** Short exercise **
Everything from the line containing "Decode this image" through the last line of the records must be returned verbatim, and nothing outside that range.
+===+
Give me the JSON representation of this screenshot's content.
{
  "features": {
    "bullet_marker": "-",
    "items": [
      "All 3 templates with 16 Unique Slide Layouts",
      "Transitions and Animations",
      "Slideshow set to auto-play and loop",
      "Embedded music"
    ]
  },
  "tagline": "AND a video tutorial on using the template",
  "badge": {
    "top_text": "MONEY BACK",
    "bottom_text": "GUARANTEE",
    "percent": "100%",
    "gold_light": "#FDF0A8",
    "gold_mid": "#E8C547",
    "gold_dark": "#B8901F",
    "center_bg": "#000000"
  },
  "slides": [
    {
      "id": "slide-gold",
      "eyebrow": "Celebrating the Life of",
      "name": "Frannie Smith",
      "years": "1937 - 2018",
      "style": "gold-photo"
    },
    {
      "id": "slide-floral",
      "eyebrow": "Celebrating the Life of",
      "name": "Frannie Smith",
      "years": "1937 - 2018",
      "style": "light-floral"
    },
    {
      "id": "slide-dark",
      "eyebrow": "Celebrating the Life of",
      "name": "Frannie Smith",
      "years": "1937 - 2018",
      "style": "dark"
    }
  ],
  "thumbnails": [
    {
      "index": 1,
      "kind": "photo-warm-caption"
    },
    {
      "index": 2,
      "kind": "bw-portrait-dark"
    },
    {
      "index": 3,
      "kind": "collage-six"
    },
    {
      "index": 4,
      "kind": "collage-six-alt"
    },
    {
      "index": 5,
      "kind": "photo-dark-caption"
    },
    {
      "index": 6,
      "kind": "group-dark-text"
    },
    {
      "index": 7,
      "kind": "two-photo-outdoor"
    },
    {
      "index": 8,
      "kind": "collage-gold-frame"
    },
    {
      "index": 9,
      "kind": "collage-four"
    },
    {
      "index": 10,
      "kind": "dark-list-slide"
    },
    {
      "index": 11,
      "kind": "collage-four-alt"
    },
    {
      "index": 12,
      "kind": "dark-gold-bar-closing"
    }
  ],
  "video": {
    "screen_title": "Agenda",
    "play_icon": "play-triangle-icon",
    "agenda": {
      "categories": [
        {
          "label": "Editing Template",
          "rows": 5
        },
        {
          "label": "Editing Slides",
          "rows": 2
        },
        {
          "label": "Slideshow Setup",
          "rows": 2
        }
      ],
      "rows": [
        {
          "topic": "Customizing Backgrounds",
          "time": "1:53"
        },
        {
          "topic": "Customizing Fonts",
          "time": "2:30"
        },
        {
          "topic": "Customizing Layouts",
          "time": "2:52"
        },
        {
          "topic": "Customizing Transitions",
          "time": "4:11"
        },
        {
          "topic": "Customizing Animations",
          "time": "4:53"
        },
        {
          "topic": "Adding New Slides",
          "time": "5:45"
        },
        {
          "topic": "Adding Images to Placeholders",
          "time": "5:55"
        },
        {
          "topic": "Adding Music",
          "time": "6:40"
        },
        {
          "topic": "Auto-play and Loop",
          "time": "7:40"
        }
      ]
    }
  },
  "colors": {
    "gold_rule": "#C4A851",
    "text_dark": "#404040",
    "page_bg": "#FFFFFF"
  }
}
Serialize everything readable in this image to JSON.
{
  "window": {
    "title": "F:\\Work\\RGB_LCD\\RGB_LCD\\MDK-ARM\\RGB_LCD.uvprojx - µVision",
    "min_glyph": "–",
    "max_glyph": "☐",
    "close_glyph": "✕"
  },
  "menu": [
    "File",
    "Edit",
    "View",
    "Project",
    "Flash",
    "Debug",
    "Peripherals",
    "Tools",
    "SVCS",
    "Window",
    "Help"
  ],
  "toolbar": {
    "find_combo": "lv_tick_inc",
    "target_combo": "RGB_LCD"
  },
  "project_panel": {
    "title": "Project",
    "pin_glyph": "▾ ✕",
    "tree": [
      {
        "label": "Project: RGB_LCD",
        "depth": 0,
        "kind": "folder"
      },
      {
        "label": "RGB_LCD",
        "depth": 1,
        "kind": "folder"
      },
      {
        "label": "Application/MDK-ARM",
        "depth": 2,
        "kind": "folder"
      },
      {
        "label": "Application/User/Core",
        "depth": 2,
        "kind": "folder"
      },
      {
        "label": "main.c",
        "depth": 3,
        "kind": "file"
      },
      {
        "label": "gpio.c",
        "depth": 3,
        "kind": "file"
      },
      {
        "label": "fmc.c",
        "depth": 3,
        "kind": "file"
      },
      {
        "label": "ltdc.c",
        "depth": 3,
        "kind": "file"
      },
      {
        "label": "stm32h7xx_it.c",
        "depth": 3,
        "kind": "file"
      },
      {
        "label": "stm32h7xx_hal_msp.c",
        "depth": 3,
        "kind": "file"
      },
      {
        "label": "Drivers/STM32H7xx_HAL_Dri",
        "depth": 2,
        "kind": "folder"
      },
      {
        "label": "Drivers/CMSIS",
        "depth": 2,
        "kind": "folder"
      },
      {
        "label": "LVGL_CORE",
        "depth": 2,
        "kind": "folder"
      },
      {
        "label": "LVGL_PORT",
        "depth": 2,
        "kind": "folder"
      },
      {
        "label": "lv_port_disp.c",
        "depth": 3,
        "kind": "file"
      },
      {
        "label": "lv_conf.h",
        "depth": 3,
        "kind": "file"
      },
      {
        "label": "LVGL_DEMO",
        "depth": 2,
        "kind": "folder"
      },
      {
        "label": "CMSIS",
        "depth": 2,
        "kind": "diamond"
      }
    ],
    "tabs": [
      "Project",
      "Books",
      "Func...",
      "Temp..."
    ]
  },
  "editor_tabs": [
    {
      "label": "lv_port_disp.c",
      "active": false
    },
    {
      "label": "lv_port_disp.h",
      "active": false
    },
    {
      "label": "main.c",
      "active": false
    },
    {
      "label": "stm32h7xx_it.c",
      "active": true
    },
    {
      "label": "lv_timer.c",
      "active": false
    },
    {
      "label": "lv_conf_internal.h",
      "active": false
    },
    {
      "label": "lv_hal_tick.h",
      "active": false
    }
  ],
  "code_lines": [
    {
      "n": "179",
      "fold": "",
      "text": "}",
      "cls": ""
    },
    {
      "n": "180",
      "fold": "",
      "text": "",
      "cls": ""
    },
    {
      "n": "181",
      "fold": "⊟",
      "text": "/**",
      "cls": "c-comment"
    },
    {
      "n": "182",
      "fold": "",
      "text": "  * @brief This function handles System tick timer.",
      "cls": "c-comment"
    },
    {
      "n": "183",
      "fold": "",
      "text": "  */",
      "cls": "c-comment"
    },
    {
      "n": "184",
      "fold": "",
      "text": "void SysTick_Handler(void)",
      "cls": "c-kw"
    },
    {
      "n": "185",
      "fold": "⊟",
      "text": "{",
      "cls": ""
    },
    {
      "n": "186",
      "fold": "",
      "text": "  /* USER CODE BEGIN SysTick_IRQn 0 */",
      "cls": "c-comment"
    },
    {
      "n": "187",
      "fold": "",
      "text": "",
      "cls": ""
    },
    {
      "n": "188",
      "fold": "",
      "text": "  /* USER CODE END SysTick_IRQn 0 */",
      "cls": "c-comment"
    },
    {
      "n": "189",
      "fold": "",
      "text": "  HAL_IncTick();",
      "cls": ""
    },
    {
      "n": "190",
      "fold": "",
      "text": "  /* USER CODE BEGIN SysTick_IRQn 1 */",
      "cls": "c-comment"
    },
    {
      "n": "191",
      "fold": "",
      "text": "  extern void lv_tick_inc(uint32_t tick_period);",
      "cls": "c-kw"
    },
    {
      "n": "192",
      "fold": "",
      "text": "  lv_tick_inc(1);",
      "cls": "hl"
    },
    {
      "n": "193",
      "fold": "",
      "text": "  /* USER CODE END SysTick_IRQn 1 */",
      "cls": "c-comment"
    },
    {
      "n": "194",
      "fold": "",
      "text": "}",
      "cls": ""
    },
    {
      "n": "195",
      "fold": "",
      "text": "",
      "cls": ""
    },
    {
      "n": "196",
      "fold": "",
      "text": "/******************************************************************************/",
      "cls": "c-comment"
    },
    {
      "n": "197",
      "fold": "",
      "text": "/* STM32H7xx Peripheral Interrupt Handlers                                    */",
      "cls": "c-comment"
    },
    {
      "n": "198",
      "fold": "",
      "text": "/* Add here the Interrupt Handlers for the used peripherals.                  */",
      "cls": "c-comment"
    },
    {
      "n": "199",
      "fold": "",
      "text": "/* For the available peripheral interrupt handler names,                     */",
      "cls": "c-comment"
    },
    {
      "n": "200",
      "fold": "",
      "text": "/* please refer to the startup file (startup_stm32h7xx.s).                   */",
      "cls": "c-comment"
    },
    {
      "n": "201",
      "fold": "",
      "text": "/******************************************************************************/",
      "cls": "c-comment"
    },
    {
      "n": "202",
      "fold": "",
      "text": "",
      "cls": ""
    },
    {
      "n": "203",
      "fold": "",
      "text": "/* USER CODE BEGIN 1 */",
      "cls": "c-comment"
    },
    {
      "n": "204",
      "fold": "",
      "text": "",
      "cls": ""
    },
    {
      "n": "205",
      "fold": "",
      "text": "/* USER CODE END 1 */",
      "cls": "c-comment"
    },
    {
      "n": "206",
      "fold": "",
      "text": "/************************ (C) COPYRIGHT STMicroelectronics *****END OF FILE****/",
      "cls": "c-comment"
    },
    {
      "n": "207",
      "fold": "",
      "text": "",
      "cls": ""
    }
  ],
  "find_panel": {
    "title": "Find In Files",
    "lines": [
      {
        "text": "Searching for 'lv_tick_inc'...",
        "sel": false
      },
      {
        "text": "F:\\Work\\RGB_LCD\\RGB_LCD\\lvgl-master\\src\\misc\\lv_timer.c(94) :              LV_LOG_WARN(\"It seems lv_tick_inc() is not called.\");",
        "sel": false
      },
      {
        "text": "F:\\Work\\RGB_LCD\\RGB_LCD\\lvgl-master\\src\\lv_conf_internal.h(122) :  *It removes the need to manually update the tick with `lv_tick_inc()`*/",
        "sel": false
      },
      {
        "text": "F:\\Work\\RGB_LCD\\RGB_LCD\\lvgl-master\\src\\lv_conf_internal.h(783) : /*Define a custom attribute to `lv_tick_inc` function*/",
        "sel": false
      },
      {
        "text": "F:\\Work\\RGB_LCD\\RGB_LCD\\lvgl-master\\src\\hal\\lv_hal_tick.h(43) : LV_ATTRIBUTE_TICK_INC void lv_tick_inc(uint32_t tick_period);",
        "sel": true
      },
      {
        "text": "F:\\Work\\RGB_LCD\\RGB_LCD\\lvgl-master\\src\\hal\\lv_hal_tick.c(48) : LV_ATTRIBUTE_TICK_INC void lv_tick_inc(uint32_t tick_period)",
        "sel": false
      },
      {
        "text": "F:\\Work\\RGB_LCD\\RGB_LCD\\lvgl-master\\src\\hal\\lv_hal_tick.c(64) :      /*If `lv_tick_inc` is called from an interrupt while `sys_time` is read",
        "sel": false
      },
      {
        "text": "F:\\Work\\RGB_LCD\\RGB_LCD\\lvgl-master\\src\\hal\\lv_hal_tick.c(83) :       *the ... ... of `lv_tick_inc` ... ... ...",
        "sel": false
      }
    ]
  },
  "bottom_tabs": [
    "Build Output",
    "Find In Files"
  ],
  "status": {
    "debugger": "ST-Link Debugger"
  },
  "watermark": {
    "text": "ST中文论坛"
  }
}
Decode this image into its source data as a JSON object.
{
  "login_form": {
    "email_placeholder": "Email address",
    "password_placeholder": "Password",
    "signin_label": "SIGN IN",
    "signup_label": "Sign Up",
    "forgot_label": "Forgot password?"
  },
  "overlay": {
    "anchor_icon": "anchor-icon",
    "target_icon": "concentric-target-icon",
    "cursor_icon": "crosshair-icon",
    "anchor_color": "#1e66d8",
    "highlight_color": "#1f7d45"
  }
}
+===+
** The output **
Decode this image into its source data as a JSON object.
{
  "login_form": {
    "email_placeholder": "Email address",
    "password_placeholder": "Password",
    "signin_label": "SIGN IN",
    "signup_label": "Sign Up",
    "forgot_label": "Forgot password?"
  },
  "overlay": {
    "anchor_icon": "anchor-icon",
    "target_icon": "concentric-target-icon",
    "cursor_icon": "crosshair-icon",
    "anchor_color": "#1e66d8",
    "highlight_color": "#1f7d45"
  }
}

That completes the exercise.